Data records:
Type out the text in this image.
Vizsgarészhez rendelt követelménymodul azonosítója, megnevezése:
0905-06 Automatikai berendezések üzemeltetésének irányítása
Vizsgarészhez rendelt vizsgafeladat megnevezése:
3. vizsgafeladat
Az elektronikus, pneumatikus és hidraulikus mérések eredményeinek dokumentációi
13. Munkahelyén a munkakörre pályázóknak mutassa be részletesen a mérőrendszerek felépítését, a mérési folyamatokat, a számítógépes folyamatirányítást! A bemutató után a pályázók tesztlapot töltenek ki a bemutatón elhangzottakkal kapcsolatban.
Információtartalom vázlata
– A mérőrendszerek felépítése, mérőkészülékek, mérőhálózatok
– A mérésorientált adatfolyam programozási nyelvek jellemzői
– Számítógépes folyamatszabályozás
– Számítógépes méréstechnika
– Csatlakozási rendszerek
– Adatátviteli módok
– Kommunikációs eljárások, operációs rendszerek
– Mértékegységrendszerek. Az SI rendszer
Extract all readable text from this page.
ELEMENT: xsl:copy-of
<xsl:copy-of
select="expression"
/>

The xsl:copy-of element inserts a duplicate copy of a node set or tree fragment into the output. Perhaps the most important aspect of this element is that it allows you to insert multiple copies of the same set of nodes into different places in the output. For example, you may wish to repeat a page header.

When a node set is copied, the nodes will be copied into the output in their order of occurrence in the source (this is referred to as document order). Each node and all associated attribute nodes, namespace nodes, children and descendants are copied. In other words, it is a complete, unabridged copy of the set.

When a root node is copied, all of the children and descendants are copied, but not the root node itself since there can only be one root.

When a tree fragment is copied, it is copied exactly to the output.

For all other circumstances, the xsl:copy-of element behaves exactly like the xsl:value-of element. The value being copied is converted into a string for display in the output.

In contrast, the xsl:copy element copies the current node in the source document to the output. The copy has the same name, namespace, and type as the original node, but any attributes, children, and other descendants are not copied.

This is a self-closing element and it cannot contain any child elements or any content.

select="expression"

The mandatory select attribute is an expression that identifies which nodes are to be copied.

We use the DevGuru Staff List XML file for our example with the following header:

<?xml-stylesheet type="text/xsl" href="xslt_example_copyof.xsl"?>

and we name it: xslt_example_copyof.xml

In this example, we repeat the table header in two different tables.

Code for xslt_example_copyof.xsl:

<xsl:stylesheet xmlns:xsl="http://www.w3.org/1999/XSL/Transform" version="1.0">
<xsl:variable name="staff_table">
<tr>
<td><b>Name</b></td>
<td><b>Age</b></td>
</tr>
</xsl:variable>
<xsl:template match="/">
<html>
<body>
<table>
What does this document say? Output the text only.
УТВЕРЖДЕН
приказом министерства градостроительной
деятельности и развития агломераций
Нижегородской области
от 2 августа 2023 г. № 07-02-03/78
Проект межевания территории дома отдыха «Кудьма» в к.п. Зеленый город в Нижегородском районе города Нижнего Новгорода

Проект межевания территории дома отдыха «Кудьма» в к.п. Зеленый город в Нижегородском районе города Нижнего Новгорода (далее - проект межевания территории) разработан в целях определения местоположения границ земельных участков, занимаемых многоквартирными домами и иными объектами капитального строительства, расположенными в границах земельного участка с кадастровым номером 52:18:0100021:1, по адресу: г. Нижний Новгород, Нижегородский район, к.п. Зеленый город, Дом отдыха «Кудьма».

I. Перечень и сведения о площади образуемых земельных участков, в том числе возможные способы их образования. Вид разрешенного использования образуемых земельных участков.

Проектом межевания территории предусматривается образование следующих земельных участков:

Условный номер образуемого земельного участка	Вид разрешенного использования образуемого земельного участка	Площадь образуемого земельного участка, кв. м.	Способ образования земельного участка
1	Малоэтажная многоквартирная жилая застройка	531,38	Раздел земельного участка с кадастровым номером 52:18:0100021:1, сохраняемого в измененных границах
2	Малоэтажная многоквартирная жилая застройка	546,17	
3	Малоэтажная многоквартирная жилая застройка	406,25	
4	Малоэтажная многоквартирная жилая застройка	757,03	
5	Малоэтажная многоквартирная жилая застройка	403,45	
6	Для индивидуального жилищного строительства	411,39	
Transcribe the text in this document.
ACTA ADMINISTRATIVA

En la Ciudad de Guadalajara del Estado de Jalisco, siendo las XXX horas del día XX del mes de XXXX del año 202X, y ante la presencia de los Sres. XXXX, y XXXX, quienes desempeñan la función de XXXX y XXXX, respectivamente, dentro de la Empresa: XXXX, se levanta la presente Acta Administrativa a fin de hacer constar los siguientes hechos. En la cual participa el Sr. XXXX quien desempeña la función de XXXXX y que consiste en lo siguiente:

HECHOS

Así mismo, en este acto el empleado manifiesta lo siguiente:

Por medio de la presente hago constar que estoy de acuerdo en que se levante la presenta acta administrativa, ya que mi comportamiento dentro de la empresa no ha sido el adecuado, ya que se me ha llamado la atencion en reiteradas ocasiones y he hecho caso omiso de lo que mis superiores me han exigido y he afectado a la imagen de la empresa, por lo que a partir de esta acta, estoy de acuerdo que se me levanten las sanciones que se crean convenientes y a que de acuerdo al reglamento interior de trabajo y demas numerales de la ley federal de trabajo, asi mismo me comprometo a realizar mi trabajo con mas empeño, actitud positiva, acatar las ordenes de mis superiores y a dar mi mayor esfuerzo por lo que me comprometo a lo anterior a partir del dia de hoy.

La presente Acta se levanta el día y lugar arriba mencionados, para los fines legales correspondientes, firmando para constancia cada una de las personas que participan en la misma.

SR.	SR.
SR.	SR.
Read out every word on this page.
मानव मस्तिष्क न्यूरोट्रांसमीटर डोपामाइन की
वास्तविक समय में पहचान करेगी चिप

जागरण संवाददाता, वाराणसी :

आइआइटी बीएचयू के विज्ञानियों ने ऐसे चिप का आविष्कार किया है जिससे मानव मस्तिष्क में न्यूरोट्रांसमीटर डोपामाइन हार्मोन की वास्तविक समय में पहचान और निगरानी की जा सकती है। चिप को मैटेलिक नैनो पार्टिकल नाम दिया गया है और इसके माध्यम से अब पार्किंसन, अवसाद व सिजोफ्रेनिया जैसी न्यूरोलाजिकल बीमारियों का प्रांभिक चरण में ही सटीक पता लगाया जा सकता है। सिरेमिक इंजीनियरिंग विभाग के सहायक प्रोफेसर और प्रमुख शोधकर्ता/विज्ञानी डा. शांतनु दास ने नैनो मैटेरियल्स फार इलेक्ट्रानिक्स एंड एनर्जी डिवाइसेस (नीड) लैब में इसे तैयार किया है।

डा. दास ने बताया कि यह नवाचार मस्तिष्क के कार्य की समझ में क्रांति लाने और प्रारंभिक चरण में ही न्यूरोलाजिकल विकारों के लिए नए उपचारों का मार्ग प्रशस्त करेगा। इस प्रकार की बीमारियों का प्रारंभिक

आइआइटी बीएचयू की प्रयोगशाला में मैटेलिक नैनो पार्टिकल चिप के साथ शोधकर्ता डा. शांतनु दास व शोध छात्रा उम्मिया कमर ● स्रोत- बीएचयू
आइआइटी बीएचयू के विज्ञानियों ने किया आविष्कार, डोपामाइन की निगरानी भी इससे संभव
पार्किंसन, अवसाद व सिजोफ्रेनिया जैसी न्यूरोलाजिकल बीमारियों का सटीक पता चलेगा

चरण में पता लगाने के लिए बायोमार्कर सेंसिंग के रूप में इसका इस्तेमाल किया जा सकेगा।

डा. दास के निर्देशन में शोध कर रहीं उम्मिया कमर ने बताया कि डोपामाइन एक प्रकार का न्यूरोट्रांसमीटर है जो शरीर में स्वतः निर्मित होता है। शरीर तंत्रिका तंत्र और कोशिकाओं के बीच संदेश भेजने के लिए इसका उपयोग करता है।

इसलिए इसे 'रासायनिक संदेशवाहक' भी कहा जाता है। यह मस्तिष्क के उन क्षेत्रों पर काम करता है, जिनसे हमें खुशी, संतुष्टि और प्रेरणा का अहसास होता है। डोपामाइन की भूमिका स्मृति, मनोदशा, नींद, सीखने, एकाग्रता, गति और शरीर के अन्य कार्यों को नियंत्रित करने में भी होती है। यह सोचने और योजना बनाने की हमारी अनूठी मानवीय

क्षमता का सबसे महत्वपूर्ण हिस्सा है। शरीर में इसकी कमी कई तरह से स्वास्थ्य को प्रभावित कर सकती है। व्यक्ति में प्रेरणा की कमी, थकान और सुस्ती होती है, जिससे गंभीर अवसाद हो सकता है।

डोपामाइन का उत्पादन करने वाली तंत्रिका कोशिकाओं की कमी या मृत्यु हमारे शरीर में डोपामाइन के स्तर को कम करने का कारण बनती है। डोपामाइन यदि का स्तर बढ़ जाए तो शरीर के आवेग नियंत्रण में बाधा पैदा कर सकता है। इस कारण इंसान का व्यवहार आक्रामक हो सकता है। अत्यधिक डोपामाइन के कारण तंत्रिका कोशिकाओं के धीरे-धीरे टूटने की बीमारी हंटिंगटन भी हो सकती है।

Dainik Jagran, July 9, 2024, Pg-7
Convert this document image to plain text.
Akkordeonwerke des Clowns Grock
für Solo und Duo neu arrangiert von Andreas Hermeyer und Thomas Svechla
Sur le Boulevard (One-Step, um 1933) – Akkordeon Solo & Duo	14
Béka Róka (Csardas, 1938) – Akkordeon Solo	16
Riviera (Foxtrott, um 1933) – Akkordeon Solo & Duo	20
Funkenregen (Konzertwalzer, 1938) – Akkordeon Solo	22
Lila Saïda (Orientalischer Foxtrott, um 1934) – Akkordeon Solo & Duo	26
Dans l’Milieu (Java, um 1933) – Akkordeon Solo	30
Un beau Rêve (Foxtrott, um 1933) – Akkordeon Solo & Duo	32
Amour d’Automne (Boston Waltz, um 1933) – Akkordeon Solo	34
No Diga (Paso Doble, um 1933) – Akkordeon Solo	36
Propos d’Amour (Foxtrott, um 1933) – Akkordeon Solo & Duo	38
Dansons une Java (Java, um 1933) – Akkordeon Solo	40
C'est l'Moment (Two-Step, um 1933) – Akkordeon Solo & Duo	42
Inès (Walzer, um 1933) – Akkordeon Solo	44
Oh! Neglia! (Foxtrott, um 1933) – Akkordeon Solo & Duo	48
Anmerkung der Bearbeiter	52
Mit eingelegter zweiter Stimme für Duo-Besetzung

What is being asked:
Copy out every line in the entries above that holds "жилая".

Completed task:
1	Малоэтажная многоквартирная жилая застройка	531,38	Раздел земельного участка с кадастровым номером 52:18:0100021:1, сохраняемого в измененных границах
2	Малоэтажная многоквартирная жилая застройка	546,17	
3	Малоэтажная многоквартирная жилая застройка	406,25	
4	Малоэтажная многоквартирная жилая застройка	757,03	
5	Малоэтажная многоквартирная жилая застройка	403,45	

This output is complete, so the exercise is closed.